_Task prompt_. Restate the listing below word for word, omitting any images.

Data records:
----

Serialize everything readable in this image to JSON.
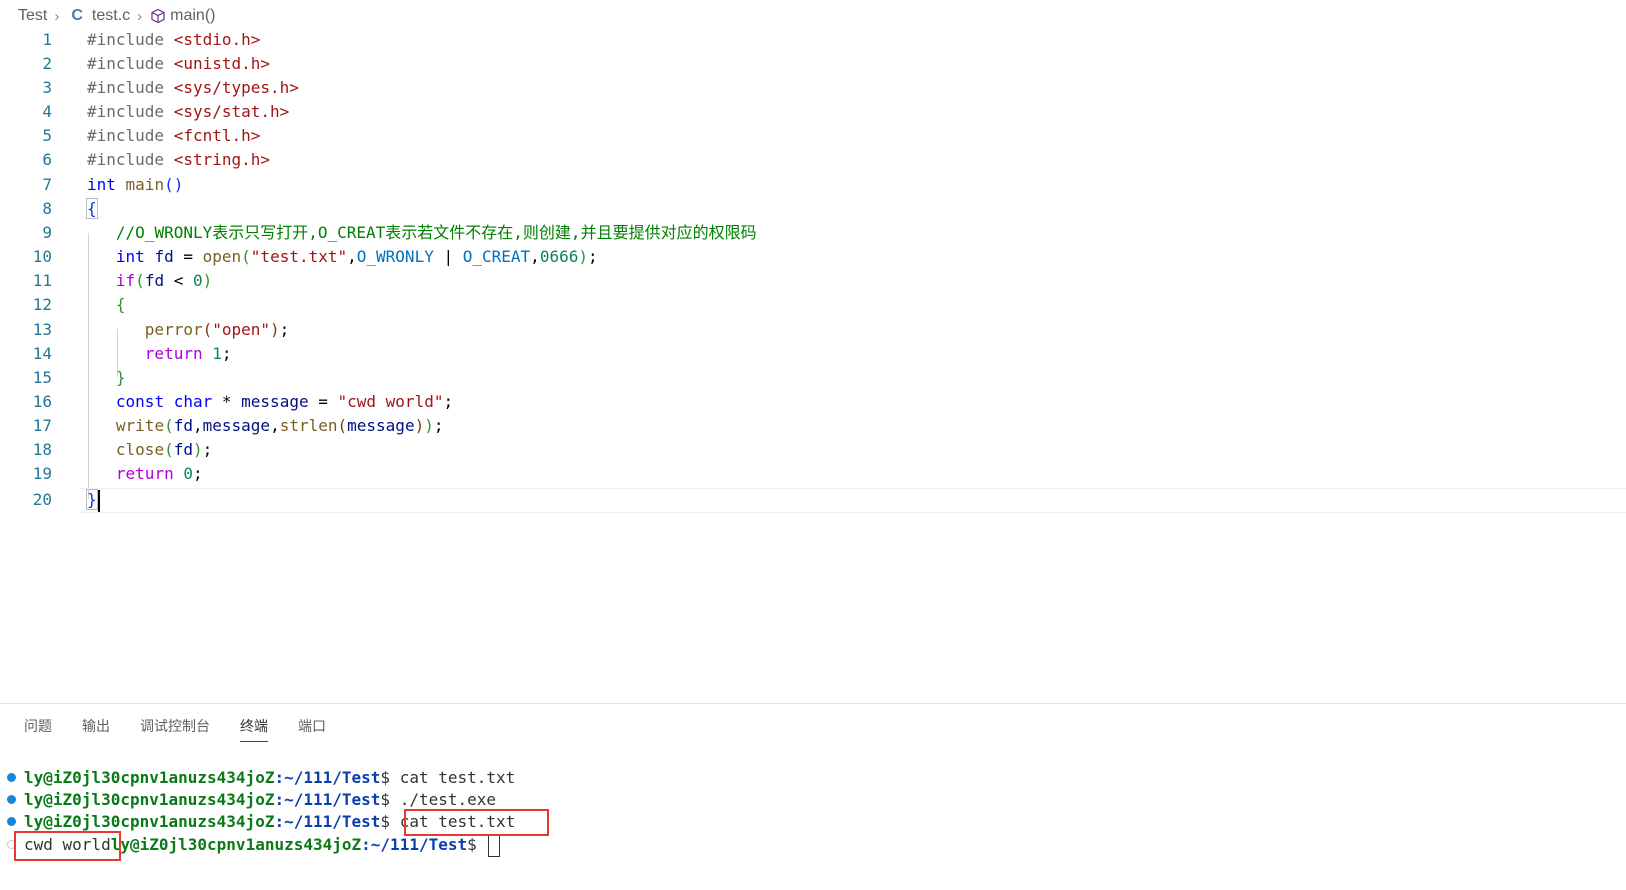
{
  "breadcrumb": {
    "folder": "Test",
    "file": "test.c",
    "symbol": "main()"
  },
  "code_lines": [
    {
      "n": "1",
      "text": "#include <stdio.h>"
    },
    {
      "n": "2",
      "text": "#include <unistd.h>"
    },
    {
      "n": "3",
      "text": "#include <sys/types.h>"
    },
    {
      "n": "4",
      "text": "#include <sys/stat.h>"
    },
    {
      "n": "5",
      "text": "#include <fcntl.h>"
    },
    {
      "n": "6",
      "text": "#include <string.h>"
    },
    {
      "n": "7",
      "text": "int main()"
    },
    {
      "n": "8",
      "text": "{"
    },
    {
      "n": "9",
      "text": "  //O_WRONLY表示只写打开,O_CREAT表示若文件不存在,则创建,并且要提供对应的权限码"
    },
    {
      "n": "10",
      "text": "  int fd = open(\"test.txt\",O_WRONLY | O_CREAT,0666);"
    },
    {
      "n": "11",
      "text": "  if(fd < 0)"
    },
    {
      "n": "12",
      "text": "  {"
    },
    {
      "n": "13",
      "text": "    perror(\"open\");"
    },
    {
      "n": "14",
      "text": "    return 1;"
    },
    {
      "n": "15",
      "text": "  }"
    },
    {
      "n": "16",
      "text": "  const char * message = \"cwd world\";"
    },
    {
      "n": "17",
      "text": "  write(fd,message,strlen(message));"
    },
    {
      "n": "18",
      "text": "  close(fd);"
    },
    {
      "n": "19",
      "text": "  return 0;"
    },
    {
      "n": "20",
      "text": "}"
    }
  ],
  "panel": {
    "tabs": [
      "问题",
      "输出",
      "调试控制台",
      "终端",
      "端口"
    ],
    "active_tab": "终端"
  },
  "terminal": {
    "prompt_user": "ly@iZ0jl30cpnv1anuzs434joZ",
    "prompt_path": ":~/111/Test",
    "prompt_symbol": "$",
    "lines": [
      {
        "status": "success",
        "command": "cat test.txt"
      },
      {
        "status": "success",
        "command": "./test.exe"
      },
      {
        "status": "success",
        "command": "cat test.txt"
      }
    ],
    "output": "cwd world",
    "status_colors": {
      "success": "#1a85d6",
      "idle": "#c8c8c8"
    }
  }
}
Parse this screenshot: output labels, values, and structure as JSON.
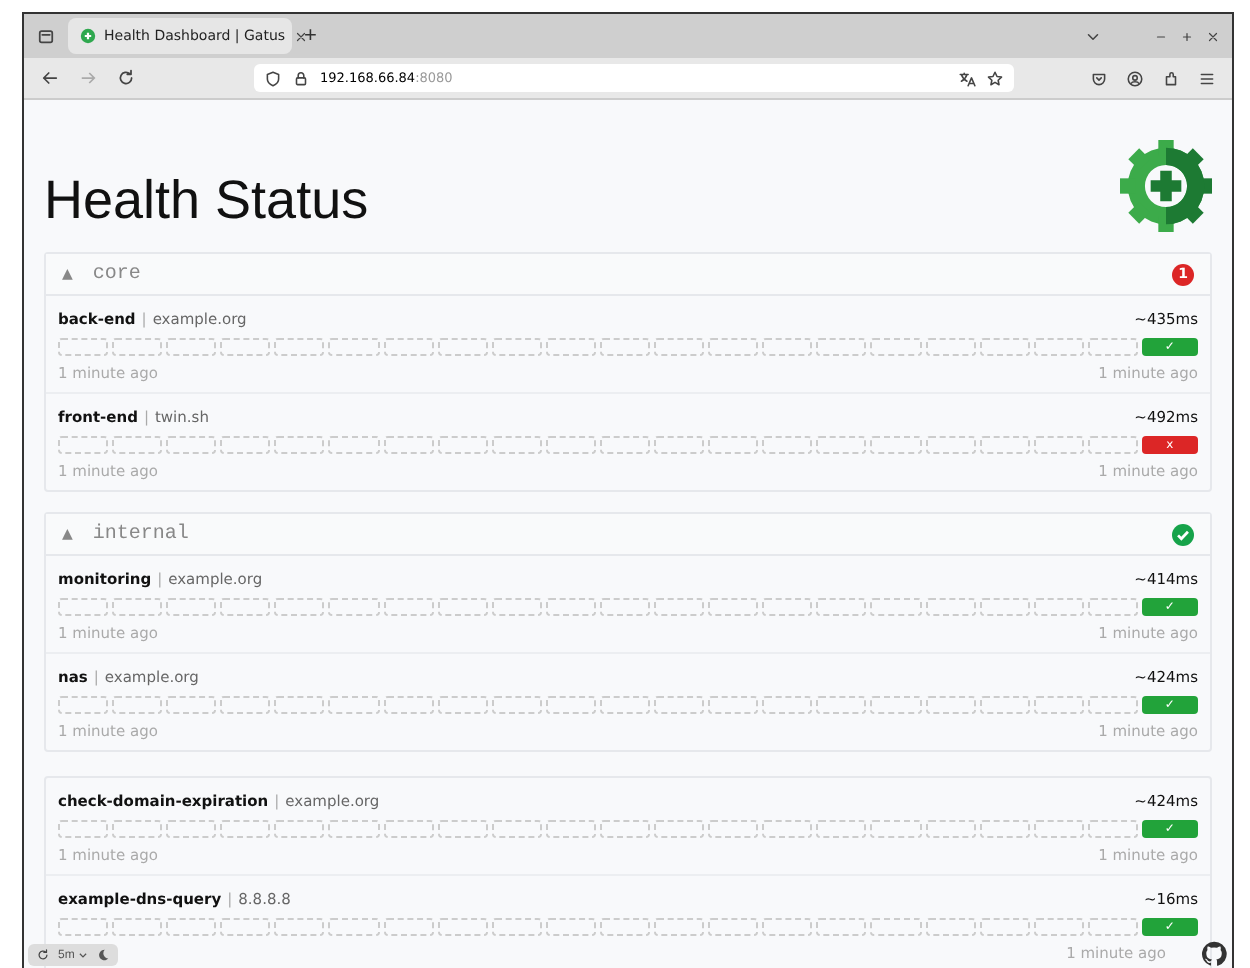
{
  "browser": {
    "tab_title": "Health Dashboard | Gatus",
    "new_tab": "+",
    "url_host": "192.168.66.84",
    "url_port": ":8080"
  },
  "page": {
    "title": "Health Status"
  },
  "groups": [
    {
      "name": "core",
      "toggle": "▲",
      "status": {
        "kind": "failures",
        "count": "1"
      },
      "endpoints": [
        {
          "name": "back-end",
          "separator": "|",
          "host": "example.org",
          "response_time": "~435ms",
          "success": true,
          "symbol": "✓",
          "oldest": "1 minute ago",
          "newest": "1 minute ago"
        },
        {
          "name": "front-end",
          "separator": "|",
          "host": "twin.sh",
          "response_time": "~492ms",
          "success": false,
          "symbol": "x",
          "oldest": "1 minute ago",
          "newest": "1 minute ago"
        }
      ]
    },
    {
      "name": "internal",
      "toggle": "▲",
      "status": {
        "kind": "healthy"
      },
      "endpoints": [
        {
          "name": "monitoring",
          "separator": "|",
          "host": "example.org",
          "response_time": "~414ms",
          "success": true,
          "symbol": "✓",
          "oldest": "1 minute ago",
          "newest": "1 minute ago"
        },
        {
          "name": "nas",
          "separator": "|",
          "host": "example.org",
          "response_time": "~424ms",
          "success": true,
          "symbol": "✓",
          "oldest": "1 minute ago",
          "newest": "1 minute ago"
        }
      ]
    }
  ],
  "ungrouped_endpoints": [
    {
      "name": "check-domain-expiration",
      "separator": "|",
      "host": "example.org",
      "response_time": "~424ms",
      "success": true,
      "symbol": "✓",
      "oldest": "1 minute ago",
      "newest": "1 minute ago"
    },
    {
      "name": "example-dns-query",
      "separator": "|",
      "host": "8.8.8.8",
      "response_time": "~16ms",
      "success": true,
      "symbol": "✓",
      "newest": "1 minute ago"
    }
  ],
  "settings": {
    "refresh_interval": "5m"
  }
}
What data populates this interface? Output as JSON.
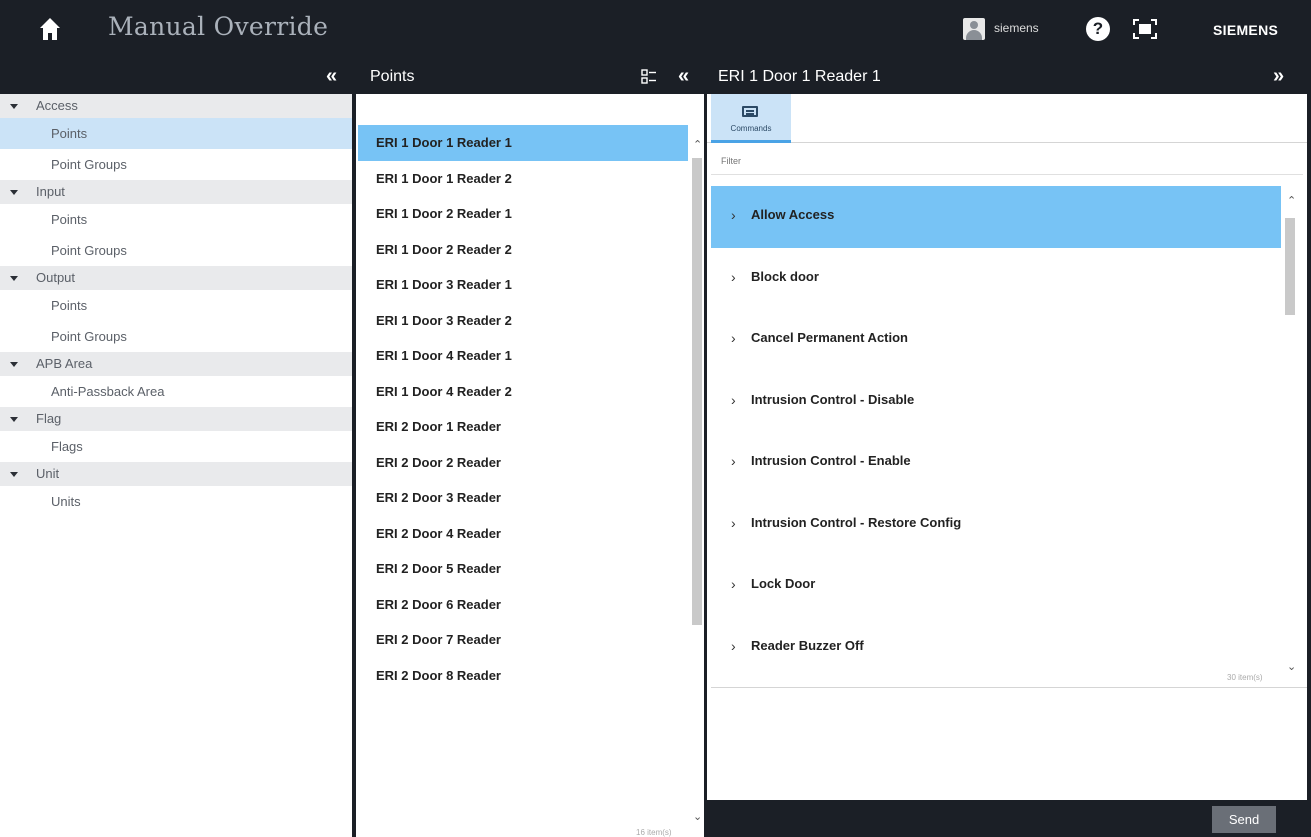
{
  "app": {
    "title": "Manual Override",
    "user_name": "siemens",
    "brand": "SIEMENS",
    "icons": {
      "home": "home-icon",
      "user": "user-avatar-icon",
      "help": "help-icon",
      "fullscreen": "fullscreen-icon"
    }
  },
  "left_panel": {
    "collapse_glyph": "«",
    "tree": [
      {
        "label": "Access",
        "items": [
          "Points",
          "Point Groups"
        ]
      },
      {
        "label": "Input",
        "items": [
          "Points",
          "Point Groups"
        ]
      },
      {
        "label": "Output",
        "items": [
          "Points",
          "Point Groups"
        ]
      },
      {
        "label": "APB Area",
        "items": [
          "Anti-Passback Area"
        ]
      },
      {
        "label": "Flag",
        "items": [
          "Flags"
        ]
      },
      {
        "label": "Unit",
        "items": [
          "Units"
        ]
      }
    ],
    "selected": "Access/Points"
  },
  "middle_panel": {
    "title": "Points",
    "collapse_glyph": "«",
    "items": [
      "ERI 1 Door 1 Reader 1",
      "ERI 1 Door 1 Reader 2",
      "ERI 1 Door 2 Reader 1",
      "ERI 1 Door 2 Reader 2",
      "ERI 1 Door 3 Reader 1",
      "ERI 1 Door 3 Reader 2",
      "ERI 1 Door 4 Reader 1",
      "ERI 1 Door 4 Reader 2",
      "ERI 2 Door 1 Reader",
      "ERI 2 Door 2 Reader",
      "ERI 2 Door 3 Reader",
      "ERI 2 Door 4 Reader",
      "ERI 2 Door 5 Reader",
      "ERI 2 Door 6 Reader",
      "ERI 2 Door 7 Reader",
      "ERI 2 Door 8 Reader"
    ],
    "selected_index": 0,
    "count_text": "16 item(s)"
  },
  "right_panel": {
    "title": "ERI 1 Door 1 Reader 1",
    "expand_glyph": "»",
    "tab_label": "Commands",
    "filter_placeholder": "Filter",
    "commands": [
      "Allow Access",
      "Block door",
      "Cancel Permanent Action",
      "Intrusion Control - Disable",
      "Intrusion Control - Enable",
      "Intrusion Control - Restore Config",
      "Lock Door",
      "Reader Buzzer Off"
    ],
    "selected_index": 0,
    "count_text": "30 item(s)",
    "send_label": "Send"
  }
}
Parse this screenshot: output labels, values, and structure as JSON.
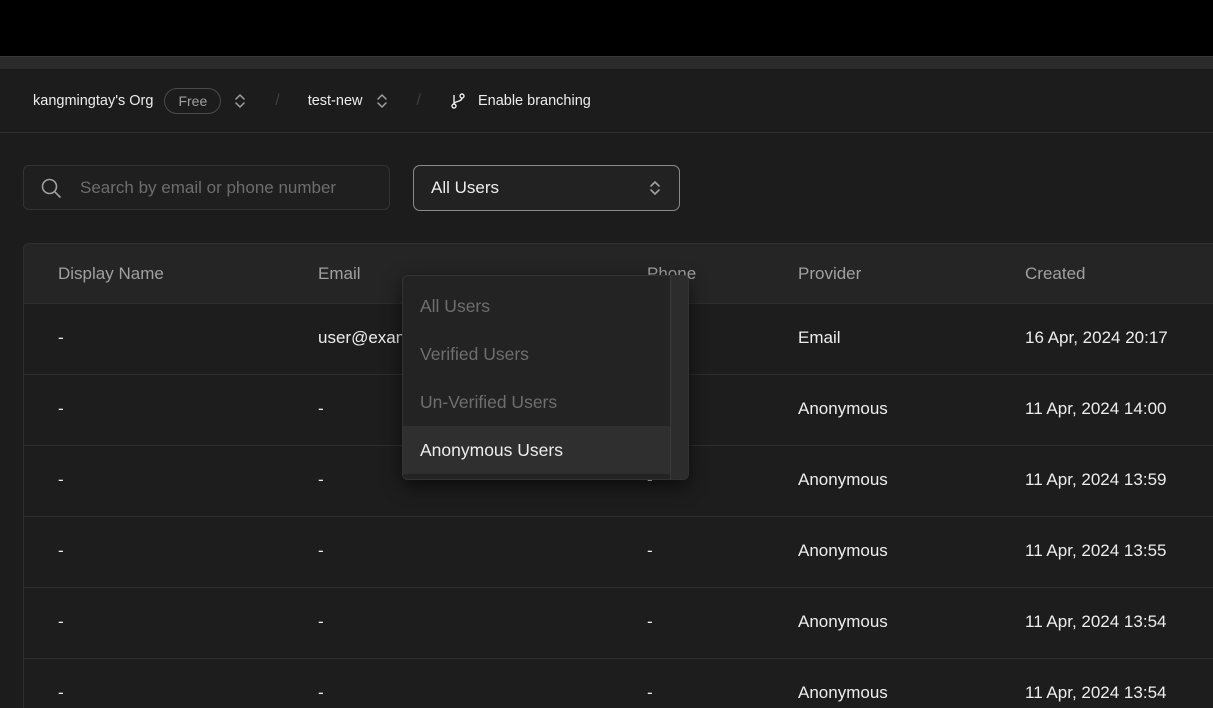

----

_Written response_.
Serialize everything readable in this image to JSON.
{
  "breadcrumb": {
    "folder": "Test",
    "file": "test.c",
    "symbol": "main()"
  },
  "code_lines": [
    {
      "n": "1",
      "text": "#include <stdio.h>"
    },
    {
      "n": "2",
      "text": "#include <unistd.h>"
    },
    {
      "n": "3",
      "text": "#include <sys/types.h>"
    },
    {
      "n": "4",
      "text": "#include <sys/stat.h>"
    },
    {
      "n": "5",
      "text": "#include <fcntl.h>"
    },
    {
      "n": "6",
      "text": "#include <string.h>"
    },
    {
      "n": "7",
      "text": "int main()"
    },
    {
      "n": "8",
      "text": "{"
    },
    {
      "n": "9",
      "text": "  //O_WRONLY表示只写打开,O_CREAT表示若文件不存在,则创建,并且要提供对应的权限码"
    },
    {
      "n": "10",
      "text": "  int fd = open(\"test.txt\",O_WRONLY | O_CREAT,0666);"
    },
    {
      "n": "11",
      "text": "  if(fd < 0)"
    },
    {
      "n": "12",
      "text": "  {"
    },
    {
      "n": "13",
      "text": "    perror(\"open\");"
    },
    {
      "n": "14",
      "text": "    return 1;"
    },
    {
      "n": "15",
      "text": "  }"
    },
    {
      "n": "16",
      "text": "  const char * message = \"cwd world\";"
    },
    {
      "n": "17",
      "text": "  write(fd,message,strlen(message));"
    },
    {
      "n": "18",
      "text": "  close(fd);"
    },
    {
      "n": "19",
      "text": "  return 0;"
    },
    {
      "n": "20",
      "text": "}"
    }
  ],
  "panel": {
    "tabs": [
      "问题",
      "输出",
      "调试控制台",
      "终端",
      "端口"
    ],
    "active_tab": "终端"
  },
  "terminal": {
    "prompt_user": "ly@iZ0jl30cpnv1anuzs434joZ",
    "prompt_path": ":~/111/Test",
    "prompt_symbol": "$",
    "lines": [
      {
        "status": "success",
        "command": "cat test.txt"
      },
      {
        "status": "success",
        "command": "./test.exe"
      },
      {
        "status": "success",
        "command": "cat test.txt"
      }
    ],
    "output": "cwd world",
    "status_colors": {
      "success": "#1a85d6",
      "idle": "#c8c8c8"
    }
  }
}
Parse this screenshot: output labels, values, and structure as JSON.
{
  "browser": {
    "tab_title": "Health Dashboard | Gatus",
    "new_tab": "+",
    "url_host": "192.168.66.84",
    "url_port": ":8080"
  },
  "page": {
    "title": "Health Status"
  },
  "groups": [
    {
      "name": "core",
      "toggle": "▲",
      "status": {
        "kind": "failures",
        "count": "1"
      },
      "endpoints": [
        {
          "name": "back-end",
          "separator": "|",
          "host": "example.org",
          "response_time": "~435ms",
          "success": true,
          "symbol": "✓",
          "oldest": "1 minute ago",
          "newest": "1 minute ago"
        },
        {
          "name": "front-end",
          "separator": "|",
          "host": "twin.sh",
          "response_time": "~492ms",
          "success": false,
          "symbol": "x",
          "oldest": "1 minute ago",
          "newest": "1 minute ago"
        }
      ]
    },
    {
      "name": "internal",
      "toggle": "▲",
      "status": {
        "kind": "healthy"
      },
      "endpoints": [
        {
          "name": "monitoring",
          "separator": "|",
          "host": "example.org",
          "response_time": "~414ms",
          "success": true,
          "symbol": "✓",
          "oldest": "1 minute ago",
          "newest": "1 minute ago"
        },
        {
          "name": "nas",
          "separator": "|",
          "host": "example.org",
          "response_time": "~424ms",
          "success": true,
          "symbol": "✓",
          "oldest": "1 minute ago",
          "newest": "1 minute ago"
        }
      ]
    }
  ],
  "ungrouped_endpoints": [
    {
      "name": "check-domain-expiration",
      "separator": "|",
      "host": "example.org",
      "response_time": "~424ms",
      "success": true,
      "symbol": "✓",
      "oldest": "1 minute ago",
      "newest": "1 minute ago"
    },
    {
      "name": "example-dns-query",
      "separator": "|",
      "host": "8.8.8.8",
      "response_time": "~16ms",
      "success": true,
      "symbol": "✓",
      "newest": "1 minute ago"
    }
  ],
  "settings": {
    "refresh_interval": "5m"
  }
}
What data populates this interface? Output as JSON.
{
  "app": {
    "title": "Manual Override",
    "user_name": "siemens",
    "brand": "SIEMENS",
    "icons": {
      "home": "home-icon",
      "user": "user-avatar-icon",
      "help": "help-icon",
      "fullscreen": "fullscreen-icon"
    }
  },
  "left_panel": {
    "collapse_glyph": "«",
    "tree": [
      {
        "label": "Access",
        "items": [
          "Points",
          "Point Groups"
        ]
      },
      {
        "label": "Input",
        "items": [
          "Points",
          "Point Groups"
        ]
      },
      {
        "label": "Output",
        "items": [
          "Points",
          "Point Groups"
        ]
      },
      {
        "label": "APB Area",
        "items": [
          "Anti-Passback Area"
        ]
      },
      {
        "label": "Flag",
        "items": [
          "Flags"
        ]
      },
      {
        "label": "Unit",
        "items": [
          "Units"
        ]
      }
    ],
    "selected": "Access/Points"
  },
  "middle_panel": {
    "title": "Points",
    "collapse_glyph": "«",
    "items": [
      "ERI 1 Door 1 Reader 1",
      "ERI 1 Door 1 Reader 2",
      "ERI 1 Door 2 Reader 1",
      "ERI 1 Door 2 Reader 2",
      "ERI 1 Door 3 Reader 1",
      "ERI 1 Door 3 Reader 2",
      "ERI 1 Door 4 Reader 1",
      "ERI 1 Door 4 Reader 2",
      "ERI 2 Door 1 Reader",
      "ERI 2 Door 2 Reader",
      "ERI 2 Door 3 Reader",
      "ERI 2 Door 4 Reader",
      "ERI 2 Door 5 Reader",
      "ERI 2 Door 6 Reader",
      "ERI 2 Door 7 Reader",
      "ERI 2 Door 8 Reader"
    ],
    "selected_index": 0,
    "count_text": "16 item(s)"
  },
  "right_panel": {
    "title": "ERI 1 Door 1 Reader 1",
    "expand_glyph": "»",
    "tab_label": "Commands",
    "filter_placeholder": "Filter",
    "commands": [
      "Allow Access",
      "Block door",
      "Cancel Permanent Action",
      "Intrusion Control - Disable",
      "Intrusion Control - Enable",
      "Intrusion Control - Restore Config",
      "Lock Door",
      "Reader Buzzer Off"
    ],
    "selected_index": 0,
    "count_text": "30 item(s)",
    "send_label": "Send"
  }
}
Parse this screenshot: output labels, values, and structure as JSON.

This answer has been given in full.